Exact repetition is required: output every record in full.

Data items
+ + + + +

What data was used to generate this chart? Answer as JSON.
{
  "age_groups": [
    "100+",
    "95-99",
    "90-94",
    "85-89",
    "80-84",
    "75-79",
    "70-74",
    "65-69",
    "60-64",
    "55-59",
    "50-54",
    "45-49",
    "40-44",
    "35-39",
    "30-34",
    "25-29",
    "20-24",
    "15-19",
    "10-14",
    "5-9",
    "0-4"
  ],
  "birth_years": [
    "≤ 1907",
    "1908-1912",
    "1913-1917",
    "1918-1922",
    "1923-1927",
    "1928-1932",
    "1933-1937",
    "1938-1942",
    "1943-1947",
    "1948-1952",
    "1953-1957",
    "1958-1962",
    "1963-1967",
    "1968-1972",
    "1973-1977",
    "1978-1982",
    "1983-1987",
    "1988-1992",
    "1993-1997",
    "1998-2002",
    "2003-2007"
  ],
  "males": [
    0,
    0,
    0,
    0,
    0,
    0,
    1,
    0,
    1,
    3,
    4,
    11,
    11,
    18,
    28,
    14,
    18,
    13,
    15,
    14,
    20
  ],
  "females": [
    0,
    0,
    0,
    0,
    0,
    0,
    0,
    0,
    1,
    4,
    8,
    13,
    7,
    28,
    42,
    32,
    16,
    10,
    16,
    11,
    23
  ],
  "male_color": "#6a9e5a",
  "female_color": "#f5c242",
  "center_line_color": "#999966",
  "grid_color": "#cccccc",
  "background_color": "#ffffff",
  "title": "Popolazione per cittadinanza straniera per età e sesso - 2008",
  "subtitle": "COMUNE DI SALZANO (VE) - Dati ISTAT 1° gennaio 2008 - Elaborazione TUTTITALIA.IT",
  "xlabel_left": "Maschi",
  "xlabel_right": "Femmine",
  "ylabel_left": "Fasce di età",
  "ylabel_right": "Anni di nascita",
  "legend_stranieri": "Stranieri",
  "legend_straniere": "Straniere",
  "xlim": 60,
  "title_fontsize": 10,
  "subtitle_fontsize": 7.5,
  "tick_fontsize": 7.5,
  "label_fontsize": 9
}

+ + + + +

Complete answer:
What data was used to generate this chart? Answer as JSON.
{
  "age_groups": [
    "100+",
    "95-99",
    "90-94",
    "85-89",
    "80-84",
    "75-79",
    "70-74",
    "65-69",
    "60-64",
    "55-59",
    "50-54",
    "45-49",
    "40-44",
    "35-39",
    "30-34",
    "25-29",
    "20-24",
    "15-19",
    "10-14",
    "5-9",
    "0-4"
  ],
  "birth_years": [
    "≤ 1907",
    "1908-1912",
    "1913-1917",
    "1918-1922",
    "1923-1927",
    "1928-1932",
    "1933-1937",
    "1938-1942",
    "1943-1947",
    "1948-1952",
    "1953-1957",
    "1958-1962",
    "1963-1967",
    "1968-1972",
    "1973-1977",
    "1978-1982",
    "1983-1987",
    "1988-1992",
    "1993-1997",
    "1998-2002",
    "2003-2007"
  ],
  "males": [
    0,
    0,
    0,
    0,
    0,
    0,
    1,
    0,
    1,
    3,
    4,
    11,
    11,
    18,
    28,
    14,
    18,
    13,
    15,
    14,
    20
  ],
  "females": [
    0,
    0,
    0,
    0,
    0,
    0,
    0,
    0,
    1,
    4,
    8,
    13,
    7,
    28,
    42,
    32,
    16,
    10,
    16,
    11,
    23
  ],
  "male_color": "#6a9e5a",
  "female_color": "#f5c242",
  "center_line_color": "#999966",
  "grid_color": "#cccccc",
  "background_color": "#ffffff",
  "title": "Popolazione per cittadinanza straniera per età e sesso - 2008",
  "subtitle": "COMUNE DI SALZANO (VE) - Dati ISTAT 1° gennaio 2008 - Elaborazione TUTTITALIA.IT",
  "xlabel_left": "Maschi",
  "xlabel_right": "Femmine",
  "ylabel_left": "Fasce di età",
  "ylabel_right": "Anni di nascita",
  "legend_stranieri": "Stranieri",
  "legend_straniere": "Straniere",
  "xlim": 60,
  "title_fontsize": 10,
  "subtitle_fontsize": 7.5,
  "tick_fontsize": 7.5,
  "label_fontsize": 9
}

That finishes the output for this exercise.